**EXERCISE REQUIREMENTS:** Copy all the data exactly, except the pictures.

**DATA RECORDS:**
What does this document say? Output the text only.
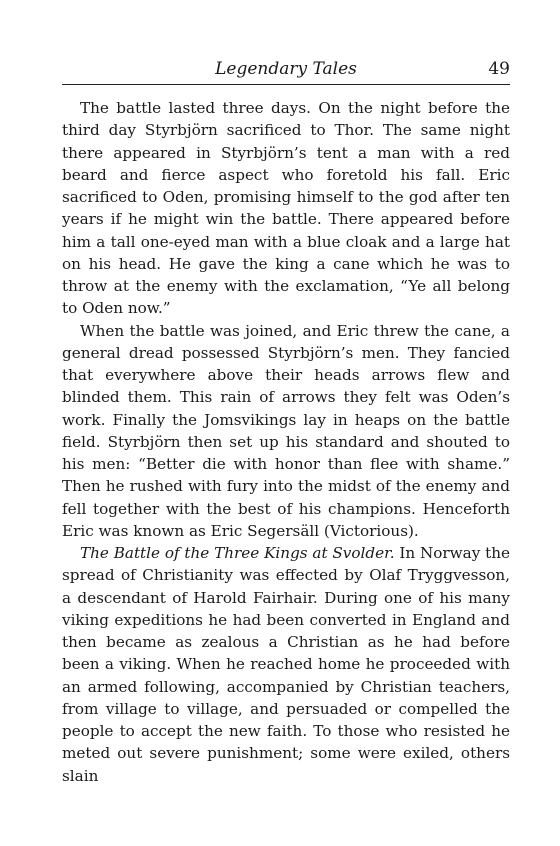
Legendary Tales	49

The battle lasted three days. On the night before the third day Styrbjörn sacrificed to Thor. The same night there appeared in Styrbjörn’s tent a man with a red beard and fierce aspect who foretold his fall. Eric sacrificed to Oden, promising himself to the god after ten years if he might win the battle. There appeared before him a tall one-eyed man with a blue cloak and a large hat on his head. He gave the king a cane which he was to throw at the enemy with the exclamation, “Ye all belong to Oden now.”

When the battle was joined, and Eric threw the cane, a general dread possessed Styrbjörn’s men. They fancied that everywhere above their heads arrows flew and blinded them. This rain of arrows they felt was Oden’s work. Finally the Jomsvikings lay in heaps on the battle field. Styrbjörn then set up his standard and shouted to his men: “Better die with honor than flee with shame.” Then he rushed with fury into the midst of the enemy and fell together with the best of his champions. Henceforth Eric was known as Eric Segersäll (Victorious).

The Battle of the Three Kings at Svolder. In Norway the spread of Christianity was effected by Olaf Tryggvesson, a descendant of Harold Fairhair. During one of his many viking expeditions he had been converted in England and then became as zealous a Christian as he had before been a viking. When he reached home he proceeded with an armed following, accompanied by Christian teachers, from village to village, and persuaded or compelled the people to accept the new faith. To those who resisted he meted out severe punishment; some were exiled, others slain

**WRITTEN ANSWER:**
What does this document say? Output the text only.
Legendary Tales	49

The battle lasted three days. On the night before the third day Styrbjörn sacrificed to Thor. The same night there appeared in Styrbjörn’s tent a man with a red beard and fierce aspect who foretold his fall. Eric sacrificed to Oden, promising himself to the god after ten years if he might win the battle. There appeared before him a tall one-eyed man with a blue cloak and a large hat on his head. He gave the king a cane which he was to throw at the enemy with the exclamation, “Ye all belong to Oden now.”

When the battle was joined, and Eric threw the cane, a general dread possessed Styrbjörn’s men. They fancied that everywhere above their heads arrows flew and blinded them. This rain of arrows they felt was Oden’s work. Finally the Jomsvikings lay in heaps on the battle field. Styrbjörn then set up his standard and shouted to his men: “Better die with honor than flee with shame.” Then he rushed with fury into the midst of the enemy and fell together with the best of his champions. Henceforth Eric was known as Eric Segersäll (Victorious).

The Battle of the Three Kings at Svolder. In Norway the spread of Christianity was effected by Olaf Tryggvesson, a descendant of Harold Fairhair. During one of his many viking expeditions he had been converted in England and then became as zealous a Christian as he had before been a viking. When he reached home he proceeded with an armed following, accompanied by Christian teachers, from village to village, and persuaded or compelled the people to accept the new faith. To those who resisted he meted out severe punishment; some were exiled, others slain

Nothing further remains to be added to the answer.